- [Exercise aim] Locate every line in the records below that holds the word "Zambia" and return each one.

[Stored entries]

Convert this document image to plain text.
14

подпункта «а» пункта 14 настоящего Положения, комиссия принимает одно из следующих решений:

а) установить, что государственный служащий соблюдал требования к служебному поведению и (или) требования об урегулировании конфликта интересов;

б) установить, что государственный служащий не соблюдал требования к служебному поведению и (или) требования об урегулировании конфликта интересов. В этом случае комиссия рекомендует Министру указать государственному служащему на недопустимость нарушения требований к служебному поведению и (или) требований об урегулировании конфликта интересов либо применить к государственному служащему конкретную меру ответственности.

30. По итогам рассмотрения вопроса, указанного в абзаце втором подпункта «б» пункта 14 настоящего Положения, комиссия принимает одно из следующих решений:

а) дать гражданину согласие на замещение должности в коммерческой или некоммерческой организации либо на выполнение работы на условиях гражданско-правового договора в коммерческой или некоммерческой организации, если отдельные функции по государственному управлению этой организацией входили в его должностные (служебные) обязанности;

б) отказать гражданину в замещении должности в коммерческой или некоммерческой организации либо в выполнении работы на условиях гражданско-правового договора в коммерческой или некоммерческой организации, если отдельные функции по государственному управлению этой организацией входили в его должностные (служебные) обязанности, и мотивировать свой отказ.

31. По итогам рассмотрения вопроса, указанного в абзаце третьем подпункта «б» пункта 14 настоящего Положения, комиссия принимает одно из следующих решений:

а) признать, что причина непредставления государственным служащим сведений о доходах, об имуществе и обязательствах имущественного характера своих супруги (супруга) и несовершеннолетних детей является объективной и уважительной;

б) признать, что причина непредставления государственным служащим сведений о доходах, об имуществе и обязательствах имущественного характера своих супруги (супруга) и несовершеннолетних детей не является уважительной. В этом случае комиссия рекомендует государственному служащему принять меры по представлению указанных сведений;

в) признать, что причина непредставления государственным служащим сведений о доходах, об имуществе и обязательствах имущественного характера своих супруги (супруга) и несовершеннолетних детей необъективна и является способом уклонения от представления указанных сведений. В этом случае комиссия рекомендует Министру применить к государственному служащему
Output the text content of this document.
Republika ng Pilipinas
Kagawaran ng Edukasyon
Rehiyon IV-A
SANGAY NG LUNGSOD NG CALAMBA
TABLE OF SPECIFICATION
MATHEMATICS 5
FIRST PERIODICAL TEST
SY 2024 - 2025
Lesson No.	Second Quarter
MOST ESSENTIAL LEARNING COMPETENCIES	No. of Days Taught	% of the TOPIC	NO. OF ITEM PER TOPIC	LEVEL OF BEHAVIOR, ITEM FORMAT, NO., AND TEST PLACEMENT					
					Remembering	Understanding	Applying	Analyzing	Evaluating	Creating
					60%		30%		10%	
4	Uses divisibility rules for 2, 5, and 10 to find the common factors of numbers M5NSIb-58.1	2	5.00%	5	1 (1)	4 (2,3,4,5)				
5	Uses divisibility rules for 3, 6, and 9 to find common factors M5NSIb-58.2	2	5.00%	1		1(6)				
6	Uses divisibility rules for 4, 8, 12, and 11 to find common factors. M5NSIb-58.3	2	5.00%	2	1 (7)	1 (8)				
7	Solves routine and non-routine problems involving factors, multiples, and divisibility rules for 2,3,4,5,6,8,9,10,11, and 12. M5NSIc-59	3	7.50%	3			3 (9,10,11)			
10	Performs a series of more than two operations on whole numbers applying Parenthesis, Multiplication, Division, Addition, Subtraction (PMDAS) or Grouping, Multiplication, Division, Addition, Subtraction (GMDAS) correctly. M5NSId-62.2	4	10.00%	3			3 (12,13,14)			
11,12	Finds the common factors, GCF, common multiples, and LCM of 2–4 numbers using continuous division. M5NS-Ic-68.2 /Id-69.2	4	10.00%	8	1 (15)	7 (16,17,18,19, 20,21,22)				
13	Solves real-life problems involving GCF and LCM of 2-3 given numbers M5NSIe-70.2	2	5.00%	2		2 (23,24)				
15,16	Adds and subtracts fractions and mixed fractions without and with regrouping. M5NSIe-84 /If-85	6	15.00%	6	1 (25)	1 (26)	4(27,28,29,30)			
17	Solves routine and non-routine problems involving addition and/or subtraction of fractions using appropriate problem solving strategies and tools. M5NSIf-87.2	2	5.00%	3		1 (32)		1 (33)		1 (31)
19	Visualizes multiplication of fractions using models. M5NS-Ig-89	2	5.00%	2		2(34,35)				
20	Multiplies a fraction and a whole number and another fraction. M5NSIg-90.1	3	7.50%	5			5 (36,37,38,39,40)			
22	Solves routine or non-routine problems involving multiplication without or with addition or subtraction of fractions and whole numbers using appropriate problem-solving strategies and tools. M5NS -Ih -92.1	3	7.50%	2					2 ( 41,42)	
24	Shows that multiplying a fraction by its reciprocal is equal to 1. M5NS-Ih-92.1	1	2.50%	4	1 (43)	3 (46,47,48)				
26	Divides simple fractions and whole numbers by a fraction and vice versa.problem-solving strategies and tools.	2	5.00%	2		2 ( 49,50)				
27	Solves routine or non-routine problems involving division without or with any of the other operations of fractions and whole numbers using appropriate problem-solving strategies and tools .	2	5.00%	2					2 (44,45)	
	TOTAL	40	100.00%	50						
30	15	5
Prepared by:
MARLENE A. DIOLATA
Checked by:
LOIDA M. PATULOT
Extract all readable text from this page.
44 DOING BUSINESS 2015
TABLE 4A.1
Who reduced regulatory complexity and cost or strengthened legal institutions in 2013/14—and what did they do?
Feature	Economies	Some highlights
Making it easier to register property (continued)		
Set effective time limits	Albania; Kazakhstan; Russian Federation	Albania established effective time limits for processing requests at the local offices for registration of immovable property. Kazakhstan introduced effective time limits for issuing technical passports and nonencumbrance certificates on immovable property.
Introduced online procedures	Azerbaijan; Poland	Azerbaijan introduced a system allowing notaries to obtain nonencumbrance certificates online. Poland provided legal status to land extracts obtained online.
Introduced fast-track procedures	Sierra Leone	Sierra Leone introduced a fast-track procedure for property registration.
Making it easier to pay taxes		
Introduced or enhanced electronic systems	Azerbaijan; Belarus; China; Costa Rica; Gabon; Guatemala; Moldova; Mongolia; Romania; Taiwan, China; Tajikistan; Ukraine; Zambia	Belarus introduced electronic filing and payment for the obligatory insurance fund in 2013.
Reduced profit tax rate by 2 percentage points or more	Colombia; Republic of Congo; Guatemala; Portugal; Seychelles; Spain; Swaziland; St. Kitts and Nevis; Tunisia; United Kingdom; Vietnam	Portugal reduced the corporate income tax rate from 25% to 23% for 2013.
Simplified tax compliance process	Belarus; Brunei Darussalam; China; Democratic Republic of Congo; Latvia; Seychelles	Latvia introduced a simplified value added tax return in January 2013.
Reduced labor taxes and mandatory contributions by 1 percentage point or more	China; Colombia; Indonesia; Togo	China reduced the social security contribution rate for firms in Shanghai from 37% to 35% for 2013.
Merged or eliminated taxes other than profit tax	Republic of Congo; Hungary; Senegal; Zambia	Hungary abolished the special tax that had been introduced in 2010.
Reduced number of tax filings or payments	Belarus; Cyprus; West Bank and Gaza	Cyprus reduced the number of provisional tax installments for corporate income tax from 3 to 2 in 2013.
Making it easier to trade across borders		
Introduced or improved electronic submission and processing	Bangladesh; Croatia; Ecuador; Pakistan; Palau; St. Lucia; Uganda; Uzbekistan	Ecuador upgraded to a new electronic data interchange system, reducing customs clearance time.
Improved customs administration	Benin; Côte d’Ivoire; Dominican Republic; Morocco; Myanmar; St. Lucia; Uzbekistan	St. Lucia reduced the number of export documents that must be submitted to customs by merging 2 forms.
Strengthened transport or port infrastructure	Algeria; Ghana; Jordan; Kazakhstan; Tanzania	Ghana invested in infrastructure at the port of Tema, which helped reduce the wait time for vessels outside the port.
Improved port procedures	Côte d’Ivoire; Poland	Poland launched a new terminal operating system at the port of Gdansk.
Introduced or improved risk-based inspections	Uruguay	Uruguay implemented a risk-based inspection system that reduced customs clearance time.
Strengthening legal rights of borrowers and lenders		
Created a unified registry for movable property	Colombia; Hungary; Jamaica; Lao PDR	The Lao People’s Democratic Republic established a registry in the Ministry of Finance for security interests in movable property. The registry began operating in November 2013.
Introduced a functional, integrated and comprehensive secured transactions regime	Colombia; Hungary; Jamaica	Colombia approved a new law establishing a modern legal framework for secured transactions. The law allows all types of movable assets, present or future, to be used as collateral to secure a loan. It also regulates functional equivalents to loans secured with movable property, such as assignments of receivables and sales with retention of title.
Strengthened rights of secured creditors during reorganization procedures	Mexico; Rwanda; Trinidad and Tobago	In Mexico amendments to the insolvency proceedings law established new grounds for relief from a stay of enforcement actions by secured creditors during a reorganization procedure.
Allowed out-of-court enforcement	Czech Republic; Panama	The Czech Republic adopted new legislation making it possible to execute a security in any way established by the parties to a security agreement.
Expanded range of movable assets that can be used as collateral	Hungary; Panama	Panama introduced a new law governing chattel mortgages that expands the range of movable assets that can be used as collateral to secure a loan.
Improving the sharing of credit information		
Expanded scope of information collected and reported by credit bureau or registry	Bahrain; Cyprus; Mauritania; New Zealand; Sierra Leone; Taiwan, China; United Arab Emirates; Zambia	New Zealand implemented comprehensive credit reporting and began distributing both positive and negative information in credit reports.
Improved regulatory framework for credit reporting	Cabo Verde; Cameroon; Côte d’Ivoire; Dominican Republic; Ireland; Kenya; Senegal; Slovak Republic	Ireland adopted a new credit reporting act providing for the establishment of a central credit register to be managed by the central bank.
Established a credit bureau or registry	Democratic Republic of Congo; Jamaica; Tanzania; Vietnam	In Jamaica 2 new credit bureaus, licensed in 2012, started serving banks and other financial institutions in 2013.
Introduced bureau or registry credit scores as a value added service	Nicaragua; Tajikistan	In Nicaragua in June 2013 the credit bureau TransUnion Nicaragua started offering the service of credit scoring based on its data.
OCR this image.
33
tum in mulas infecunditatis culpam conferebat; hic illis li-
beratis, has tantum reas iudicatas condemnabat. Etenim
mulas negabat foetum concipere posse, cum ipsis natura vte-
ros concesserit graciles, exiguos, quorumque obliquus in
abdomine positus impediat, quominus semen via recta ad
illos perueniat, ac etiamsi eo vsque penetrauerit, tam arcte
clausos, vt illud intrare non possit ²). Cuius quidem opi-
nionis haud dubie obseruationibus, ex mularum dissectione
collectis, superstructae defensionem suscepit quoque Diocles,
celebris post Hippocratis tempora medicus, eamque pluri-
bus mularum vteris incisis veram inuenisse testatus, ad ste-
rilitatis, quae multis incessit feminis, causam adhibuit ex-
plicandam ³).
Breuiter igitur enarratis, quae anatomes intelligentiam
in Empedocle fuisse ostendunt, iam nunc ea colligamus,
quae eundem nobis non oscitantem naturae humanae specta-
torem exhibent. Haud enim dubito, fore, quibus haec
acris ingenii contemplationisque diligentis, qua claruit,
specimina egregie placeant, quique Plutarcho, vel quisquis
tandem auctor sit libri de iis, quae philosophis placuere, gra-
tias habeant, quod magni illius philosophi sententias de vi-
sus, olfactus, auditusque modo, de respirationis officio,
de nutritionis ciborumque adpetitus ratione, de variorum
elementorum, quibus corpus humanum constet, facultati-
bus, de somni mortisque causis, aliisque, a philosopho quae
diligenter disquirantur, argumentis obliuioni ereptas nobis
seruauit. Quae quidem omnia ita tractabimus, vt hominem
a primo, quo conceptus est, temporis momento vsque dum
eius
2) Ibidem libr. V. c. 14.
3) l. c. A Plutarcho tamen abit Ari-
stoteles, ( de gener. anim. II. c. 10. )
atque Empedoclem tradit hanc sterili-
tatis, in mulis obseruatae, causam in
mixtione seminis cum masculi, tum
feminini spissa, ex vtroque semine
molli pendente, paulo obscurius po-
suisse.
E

- [Complete answer]
Introduced or enhanced electronic systems	Azerbaijan; Belarus; China; Costa Rica; Gabon; Guatemala; Moldova; Mongolia; Romania; Taiwan, China; Tajikistan; Ukraine; Zambia	Belarus introduced electronic filing and payment for the obligatory insurance fund in 2013.
Merged or eliminated taxes other than profit tax	Republic of Congo; Hungary; Senegal; Zambia	Hungary abolished the special tax that had been introduced in 2010.
Expanded scope of information collected and reported by credit bureau or registry	Bahrain; Cyprus; Mauritania; New Zealand; Sierra Leone; Taiwan, China; United Arab Emirates; Zambia	New Zealand implemented comprehensive credit reporting and began distributing both positive and negative information in credit reports.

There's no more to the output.